Stored rows:
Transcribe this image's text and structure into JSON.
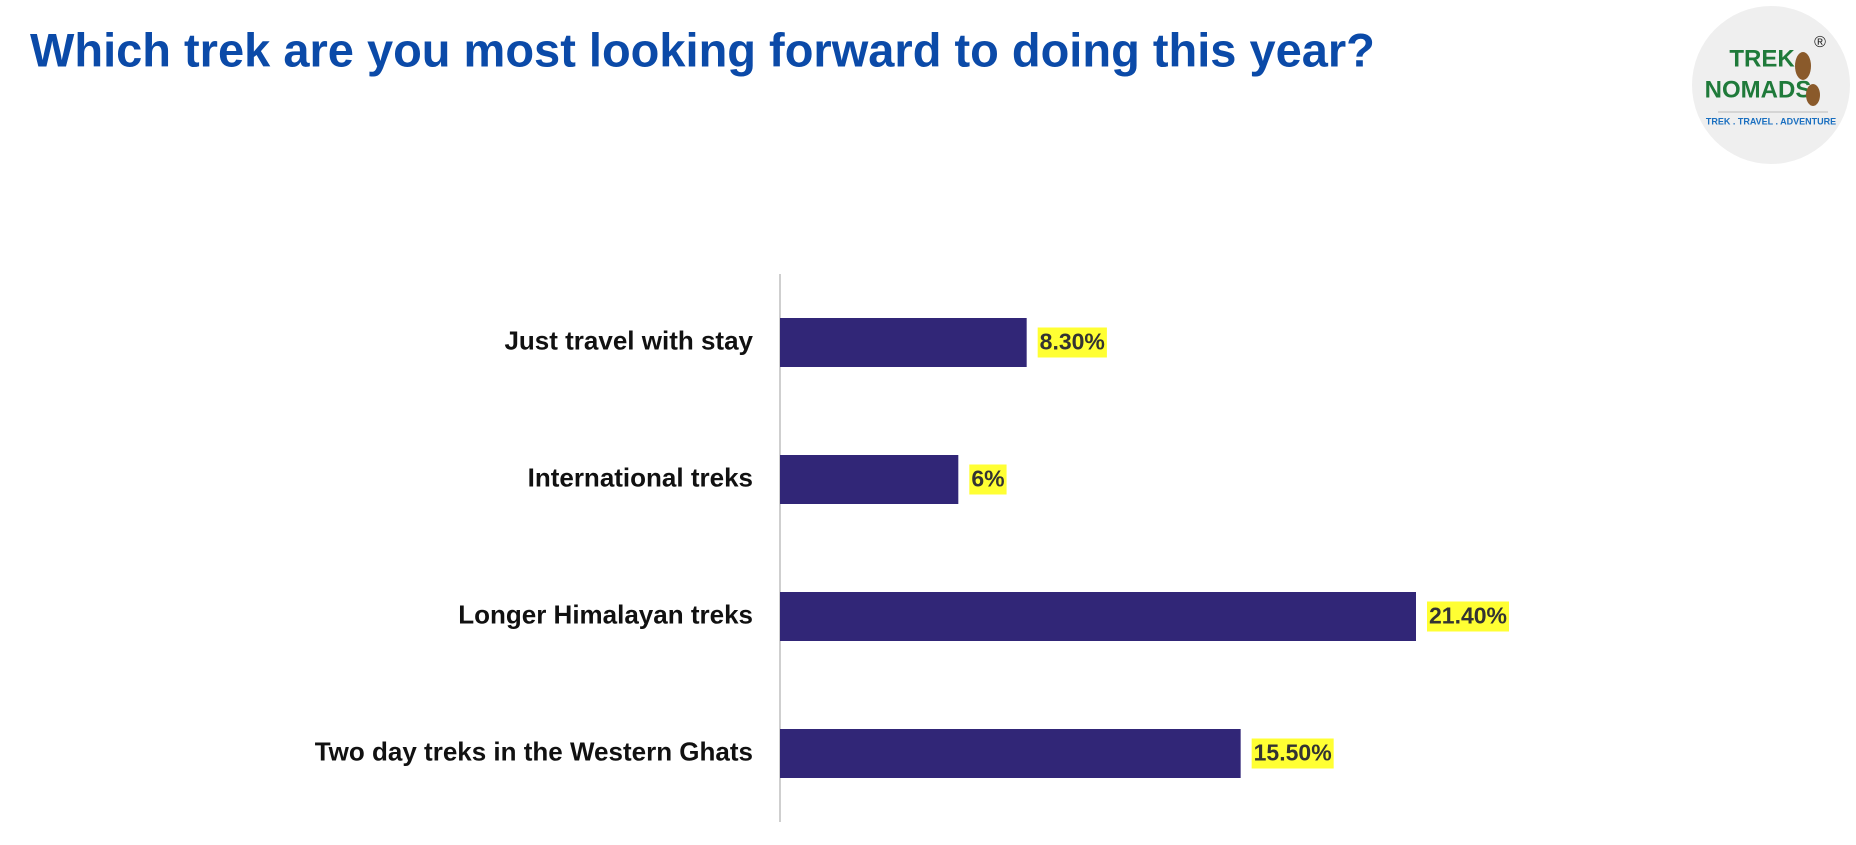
{
  "chart_data": {
    "type": "bar",
    "orientation": "horizontal",
    "title": "Which trek are you most looking forward to doing this year?",
    "categories": [
      "Just travel with stay",
      "International treks",
      "Longer Himalayan treks",
      "Two day treks in the Western Ghats"
    ],
    "values": [
      8.3,
      6,
      21.4,
      15.5
    ],
    "value_labels": [
      "8.30%",
      "6%",
      "21.40%",
      "15.50%"
    ],
    "color": "#312677",
    "label_highlight": "#ffff33"
  },
  "logo": {
    "line1": "TREK",
    "line2": "NOMADS",
    "mark": "®",
    "tagline": "TREK . TRAVEL . ADVENTURE"
  }
}
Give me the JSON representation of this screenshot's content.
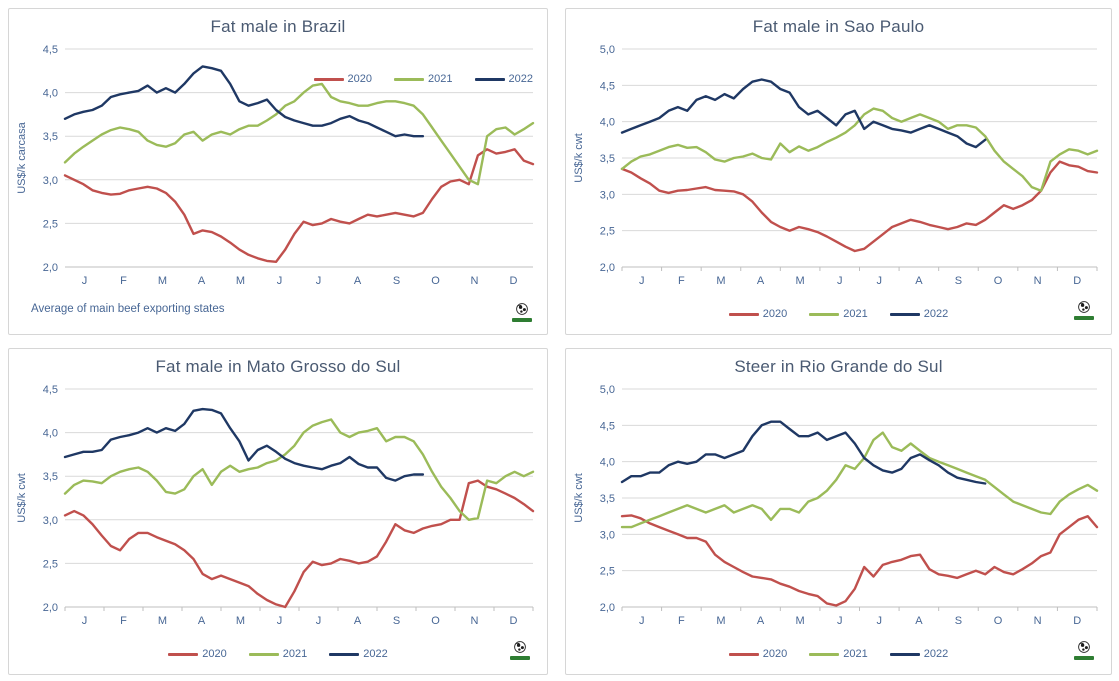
{
  "colors": {
    "red2020": "#C0504D",
    "green2021": "#9BBB59",
    "navy2022": "#1F3864",
    "grid": "#D9D9D9",
    "axis_line": "#BFBFBF",
    "tick_text": "#486795",
    "title_text": "#4A5A72"
  },
  "footnote": "Average  of main beef exporting states",
  "logo_name": "globe-logo",
  "chart_data": [
    {
      "type": "line",
      "title": "Fat male in Brazil",
      "ylabel": "US$/k carcasa",
      "ylim": [
        2.0,
        4.5
      ],
      "ytick_step": 0.5,
      "decimal_separator": ",",
      "grid": true,
      "axis_ticks": false,
      "legend_position": "top-right-inside",
      "x_unit": "week",
      "categories": [
        "J",
        "F",
        "M",
        "A",
        "M",
        "J",
        "J",
        "A",
        "S",
        "O",
        "N",
        "D"
      ],
      "series": [
        {
          "name": "2020",
          "color": "#C0504D",
          "values": [
            3.05,
            3.0,
            2.95,
            2.88,
            2.85,
            2.83,
            2.84,
            2.88,
            2.9,
            2.92,
            2.9,
            2.85,
            2.75,
            2.6,
            2.38,
            2.42,
            2.4,
            2.35,
            2.28,
            2.2,
            2.14,
            2.1,
            2.07,
            2.06,
            2.2,
            2.38,
            2.52,
            2.48,
            2.5,
            2.55,
            2.52,
            2.5,
            2.55,
            2.6,
            2.58,
            2.6,
            2.62,
            2.6,
            2.58,
            2.62,
            2.78,
            2.92,
            2.98,
            3.0,
            2.95,
            3.28,
            3.35,
            3.3,
            3.32,
            3.35,
            3.22,
            3.18
          ]
        },
        {
          "name": "2021",
          "color": "#9BBB59",
          "values": [
            3.2,
            3.3,
            3.38,
            3.45,
            3.52,
            3.57,
            3.6,
            3.58,
            3.55,
            3.45,
            3.4,
            3.38,
            3.42,
            3.52,
            3.55,
            3.45,
            3.52,
            3.55,
            3.52,
            3.58,
            3.62,
            3.62,
            3.68,
            3.75,
            3.85,
            3.9,
            4.0,
            4.08,
            4.1,
            3.95,
            3.9,
            3.88,
            3.85,
            3.85,
            3.88,
            3.9,
            3.9,
            3.88,
            3.85,
            3.75,
            3.6,
            3.45,
            3.3,
            3.15,
            3.0,
            2.95,
            3.5,
            3.58,
            3.6,
            3.52,
            3.58,
            3.65
          ]
        },
        {
          "name": "2022",
          "color": "#1F3864",
          "values": [
            3.7,
            3.75,
            3.78,
            3.8,
            3.85,
            3.95,
            3.98,
            4.0,
            4.02,
            4.08,
            4.0,
            4.05,
            4.0,
            4.1,
            4.22,
            4.3,
            4.28,
            4.25,
            4.1,
            3.9,
            3.85,
            3.88,
            3.92,
            3.8,
            3.72,
            3.68,
            3.65,
            3.62,
            3.62,
            3.65,
            3.7,
            3.73,
            3.68,
            3.65,
            3.6,
            3.55,
            3.5,
            3.52,
            3.5,
            3.5
          ]
        }
      ]
    },
    {
      "type": "line",
      "title": "Fat male in Sao Paulo",
      "ylabel": "US$/k cwt",
      "ylim": [
        2.0,
        5.0
      ],
      "ytick_step": 0.5,
      "decimal_separator": ",",
      "grid": true,
      "axis_ticks": true,
      "legend_position": "bottom",
      "x_unit": "week",
      "categories": [
        "J",
        "F",
        "M",
        "A",
        "M",
        "J",
        "J",
        "A",
        "S",
        "O",
        "N",
        "D"
      ],
      "series": [
        {
          "name": "2020",
          "color": "#C0504D",
          "values": [
            3.35,
            3.3,
            3.22,
            3.15,
            3.05,
            3.02,
            3.05,
            3.06,
            3.08,
            3.1,
            3.06,
            3.05,
            3.04,
            3.0,
            2.9,
            2.75,
            2.62,
            2.55,
            2.5,
            2.55,
            2.52,
            2.48,
            2.42,
            2.35,
            2.28,
            2.22,
            2.25,
            2.35,
            2.45,
            2.55,
            2.6,
            2.65,
            2.62,
            2.58,
            2.55,
            2.52,
            2.55,
            2.6,
            2.58,
            2.65,
            2.75,
            2.85,
            2.8,
            2.85,
            2.92,
            3.05,
            3.3,
            3.45,
            3.4,
            3.38,
            3.32,
            3.3
          ]
        },
        {
          "name": "2021",
          "color": "#9BBB59",
          "values": [
            3.35,
            3.45,
            3.52,
            3.55,
            3.6,
            3.65,
            3.68,
            3.64,
            3.65,
            3.58,
            3.48,
            3.45,
            3.5,
            3.52,
            3.56,
            3.5,
            3.48,
            3.7,
            3.58,
            3.66,
            3.6,
            3.65,
            3.72,
            3.78,
            3.85,
            3.95,
            4.1,
            4.18,
            4.15,
            4.05,
            4.0,
            4.05,
            4.1,
            4.05,
            4.0,
            3.9,
            3.95,
            3.95,
            3.92,
            3.8,
            3.6,
            3.45,
            3.35,
            3.25,
            3.1,
            3.05,
            3.45,
            3.55,
            3.62,
            3.6,
            3.55,
            3.6
          ]
        },
        {
          "name": "2022",
          "color": "#1F3864",
          "values": [
            3.85,
            3.9,
            3.95,
            4.0,
            4.05,
            4.15,
            4.2,
            4.15,
            4.3,
            4.35,
            4.3,
            4.38,
            4.32,
            4.45,
            4.55,
            4.58,
            4.55,
            4.45,
            4.4,
            4.2,
            4.1,
            4.15,
            4.05,
            3.95,
            4.1,
            4.15,
            3.9,
            4.0,
            3.95,
            3.9,
            3.88,
            3.85,
            3.9,
            3.95,
            3.9,
            3.85,
            3.8,
            3.7,
            3.65,
            3.75
          ]
        }
      ]
    },
    {
      "type": "line",
      "title": "Fat male in Mato Grosso do Sul",
      "ylabel": "US$/k cwt",
      "ylim": [
        2.0,
        4.5
      ],
      "ytick_step": 0.5,
      "decimal_separator": ",",
      "grid": true,
      "axis_ticks": true,
      "legend_position": "bottom",
      "x_unit": "week",
      "categories": [
        "J",
        "F",
        "M",
        "A",
        "M",
        "J",
        "J",
        "A",
        "S",
        "O",
        "N",
        "D"
      ],
      "series": [
        {
          "name": "2020",
          "color": "#C0504D",
          "values": [
            3.05,
            3.1,
            3.05,
            2.95,
            2.82,
            2.7,
            2.65,
            2.78,
            2.85,
            2.85,
            2.8,
            2.76,
            2.72,
            2.65,
            2.55,
            2.38,
            2.32,
            2.36,
            2.32,
            2.28,
            2.24,
            2.15,
            2.08,
            2.03,
            2.0,
            2.18,
            2.4,
            2.52,
            2.48,
            2.5,
            2.55,
            2.53,
            2.5,
            2.52,
            2.58,
            2.75,
            2.95,
            2.88,
            2.85,
            2.9,
            2.93,
            2.95,
            3.0,
            3.0,
            3.42,
            3.45,
            3.38,
            3.35,
            3.3,
            3.25,
            3.18,
            3.1
          ]
        },
        {
          "name": "2021",
          "color": "#9BBB59",
          "values": [
            3.3,
            3.4,
            3.45,
            3.44,
            3.42,
            3.5,
            3.55,
            3.58,
            3.6,
            3.55,
            3.45,
            3.32,
            3.3,
            3.35,
            3.5,
            3.58,
            3.4,
            3.55,
            3.62,
            3.55,
            3.58,
            3.6,
            3.65,
            3.68,
            3.75,
            3.85,
            4.0,
            4.08,
            4.12,
            4.15,
            4.0,
            3.95,
            4.0,
            4.02,
            4.05,
            3.9,
            3.95,
            3.95,
            3.9,
            3.75,
            3.55,
            3.38,
            3.25,
            3.1,
            3.0,
            3.02,
            3.45,
            3.42,
            3.5,
            3.55,
            3.5,
            3.55
          ]
        },
        {
          "name": "2022",
          "color": "#1F3864",
          "values": [
            3.72,
            3.75,
            3.78,
            3.78,
            3.8,
            3.92,
            3.95,
            3.97,
            4.0,
            4.05,
            4.0,
            4.05,
            4.02,
            4.1,
            4.25,
            4.27,
            4.26,
            4.22,
            4.05,
            3.9,
            3.68,
            3.8,
            3.85,
            3.78,
            3.7,
            3.65,
            3.62,
            3.6,
            3.58,
            3.62,
            3.65,
            3.72,
            3.64,
            3.6,
            3.6,
            3.48,
            3.45,
            3.5,
            3.52,
            3.52
          ]
        }
      ]
    },
    {
      "type": "line",
      "title": "Steer  in Rio Grande do Sul",
      "ylabel": "US$/k cwt",
      "ylim": [
        2.0,
        5.0
      ],
      "ytick_step": 0.5,
      "decimal_separator": ",",
      "grid": true,
      "axis_ticks": true,
      "legend_position": "bottom",
      "x_unit": "week",
      "categories": [
        "J",
        "F",
        "M",
        "A",
        "M",
        "J",
        "J",
        "A",
        "S",
        "O",
        "N",
        "D"
      ],
      "series": [
        {
          "name": "2020",
          "color": "#C0504D",
          "values": [
            3.25,
            3.26,
            3.22,
            3.15,
            3.1,
            3.05,
            3.0,
            2.95,
            2.95,
            2.9,
            2.72,
            2.62,
            2.55,
            2.48,
            2.42,
            2.4,
            2.38,
            2.32,
            2.28,
            2.22,
            2.18,
            2.15,
            2.05,
            2.02,
            2.08,
            2.25,
            2.55,
            2.42,
            2.58,
            2.62,
            2.65,
            2.7,
            2.72,
            2.52,
            2.45,
            2.43,
            2.4,
            2.45,
            2.5,
            2.45,
            2.55,
            2.48,
            2.45,
            2.52,
            2.6,
            2.7,
            2.75,
            3.0,
            3.1,
            3.2,
            3.25,
            3.1
          ]
        },
        {
          "name": "2021",
          "color": "#9BBB59",
          "values": [
            3.1,
            3.1,
            3.15,
            3.2,
            3.25,
            3.3,
            3.35,
            3.4,
            3.35,
            3.3,
            3.35,
            3.4,
            3.3,
            3.35,
            3.4,
            3.35,
            3.2,
            3.35,
            3.35,
            3.3,
            3.45,
            3.5,
            3.6,
            3.75,
            3.95,
            3.9,
            4.05,
            4.3,
            4.4,
            4.2,
            4.15,
            4.25,
            4.15,
            4.05,
            4.0,
            3.95,
            3.9,
            3.85,
            3.8,
            3.75,
            3.65,
            3.55,
            3.45,
            3.4,
            3.35,
            3.3,
            3.28,
            3.45,
            3.55,
            3.62,
            3.68,
            3.6
          ]
        },
        {
          "name": "2022",
          "color": "#1F3864",
          "values": [
            3.72,
            3.8,
            3.8,
            3.85,
            3.85,
            3.95,
            4.0,
            3.97,
            4.0,
            4.1,
            4.1,
            4.05,
            4.1,
            4.15,
            4.35,
            4.5,
            4.55,
            4.55,
            4.45,
            4.35,
            4.35,
            4.4,
            4.3,
            4.35,
            4.4,
            4.25,
            4.05,
            3.95,
            3.88,
            3.85,
            3.9,
            4.05,
            4.1,
            4.02,
            3.95,
            3.85,
            3.78,
            3.75,
            3.72,
            3.7
          ]
        }
      ]
    }
  ]
}
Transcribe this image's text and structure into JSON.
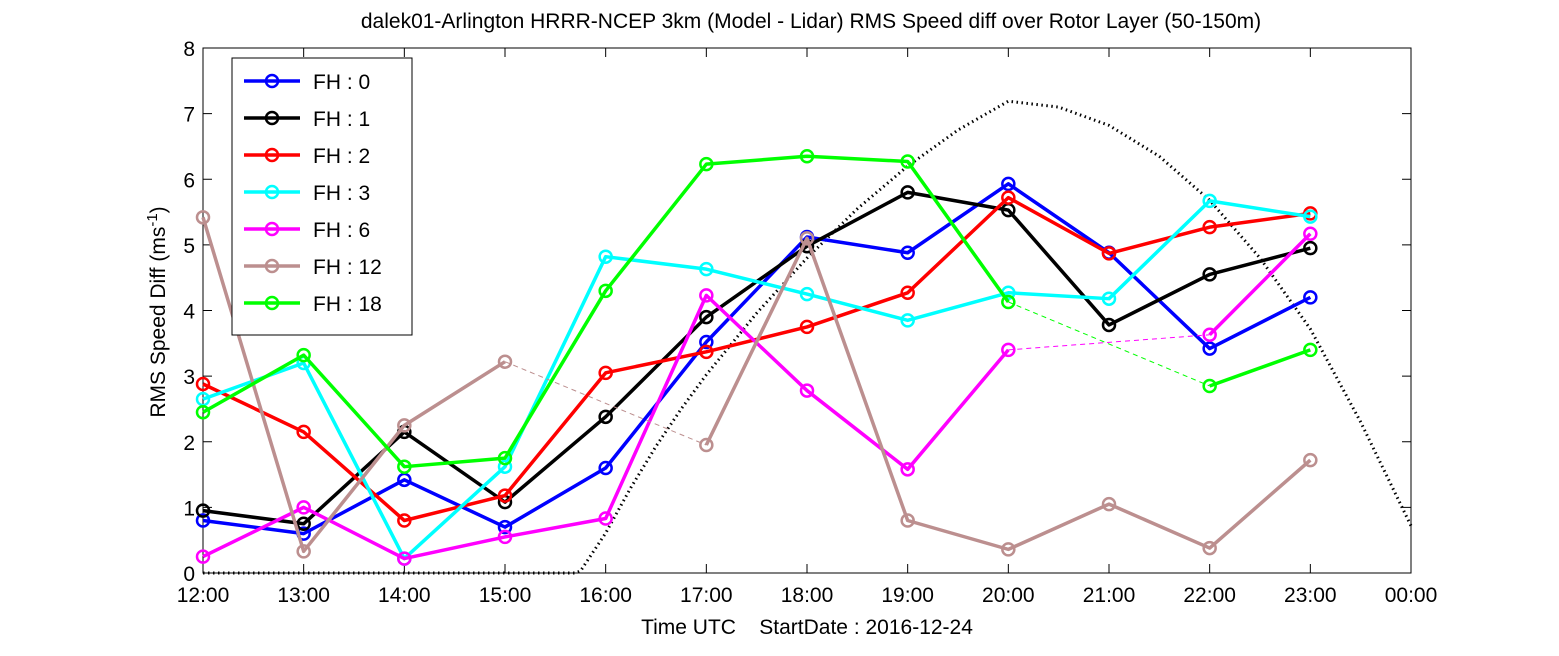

Goal of the exercise: Copy out each line of the listing that holds "this".

Expected answer:
Transcribe this image's text and structure into JSON.
    "title": "Which trek are you most looking forward to doing this year?",
Give me the JSON representation of this screenshot's content.
Transcribe this image's text and structure into JSON.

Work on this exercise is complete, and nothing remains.